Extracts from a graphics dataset
- - -

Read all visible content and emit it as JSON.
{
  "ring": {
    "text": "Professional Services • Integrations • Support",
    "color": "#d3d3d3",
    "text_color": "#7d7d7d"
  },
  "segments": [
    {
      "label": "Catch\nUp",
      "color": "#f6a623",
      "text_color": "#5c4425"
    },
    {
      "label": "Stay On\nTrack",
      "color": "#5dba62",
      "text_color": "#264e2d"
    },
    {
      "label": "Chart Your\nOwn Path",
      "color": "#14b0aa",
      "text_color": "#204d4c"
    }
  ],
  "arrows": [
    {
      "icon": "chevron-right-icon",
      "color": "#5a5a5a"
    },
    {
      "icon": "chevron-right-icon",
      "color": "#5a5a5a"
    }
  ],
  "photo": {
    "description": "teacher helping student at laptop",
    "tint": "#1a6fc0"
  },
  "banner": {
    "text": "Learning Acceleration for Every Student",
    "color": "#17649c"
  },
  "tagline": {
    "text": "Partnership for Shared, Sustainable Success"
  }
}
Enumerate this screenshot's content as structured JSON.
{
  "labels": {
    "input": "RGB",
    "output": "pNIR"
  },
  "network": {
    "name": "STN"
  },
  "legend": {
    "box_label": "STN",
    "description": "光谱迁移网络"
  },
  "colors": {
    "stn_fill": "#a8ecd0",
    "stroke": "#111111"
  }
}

- - -

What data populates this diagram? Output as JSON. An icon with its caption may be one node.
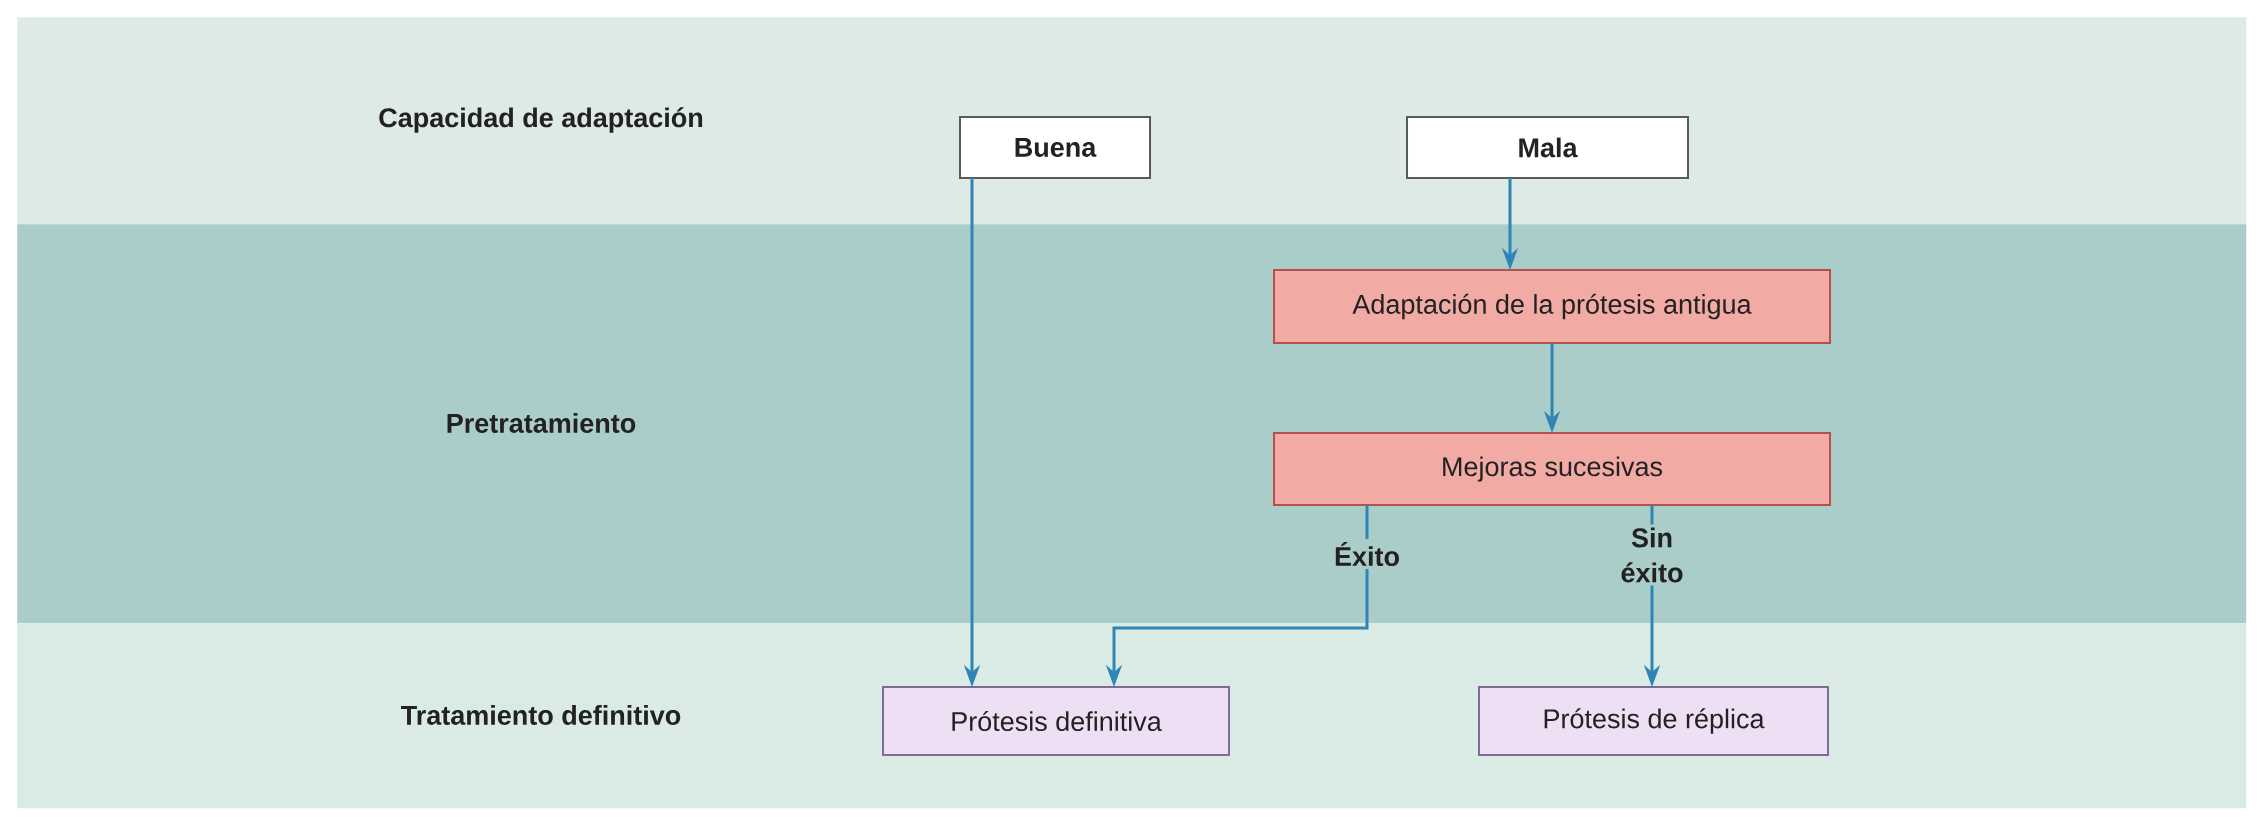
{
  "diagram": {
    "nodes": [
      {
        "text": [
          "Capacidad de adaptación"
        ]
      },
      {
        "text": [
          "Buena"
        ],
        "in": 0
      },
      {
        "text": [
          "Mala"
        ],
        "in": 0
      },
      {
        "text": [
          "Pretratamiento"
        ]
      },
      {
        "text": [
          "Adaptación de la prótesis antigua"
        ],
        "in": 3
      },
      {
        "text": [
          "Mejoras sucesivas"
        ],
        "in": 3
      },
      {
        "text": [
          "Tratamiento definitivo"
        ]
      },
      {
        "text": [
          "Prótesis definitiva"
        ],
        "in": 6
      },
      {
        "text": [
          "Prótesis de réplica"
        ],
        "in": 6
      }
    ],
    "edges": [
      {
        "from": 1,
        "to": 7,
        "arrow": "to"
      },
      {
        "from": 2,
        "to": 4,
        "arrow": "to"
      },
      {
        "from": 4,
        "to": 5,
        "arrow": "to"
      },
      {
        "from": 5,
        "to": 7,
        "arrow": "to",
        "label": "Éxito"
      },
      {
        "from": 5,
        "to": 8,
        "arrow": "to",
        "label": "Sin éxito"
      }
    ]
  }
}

- - -

* GOAL OF THE EXERCISE:
Of the lines above, how many include the word "this"? Reply with the number only.

* REPLY TO THE EXERCISE:
2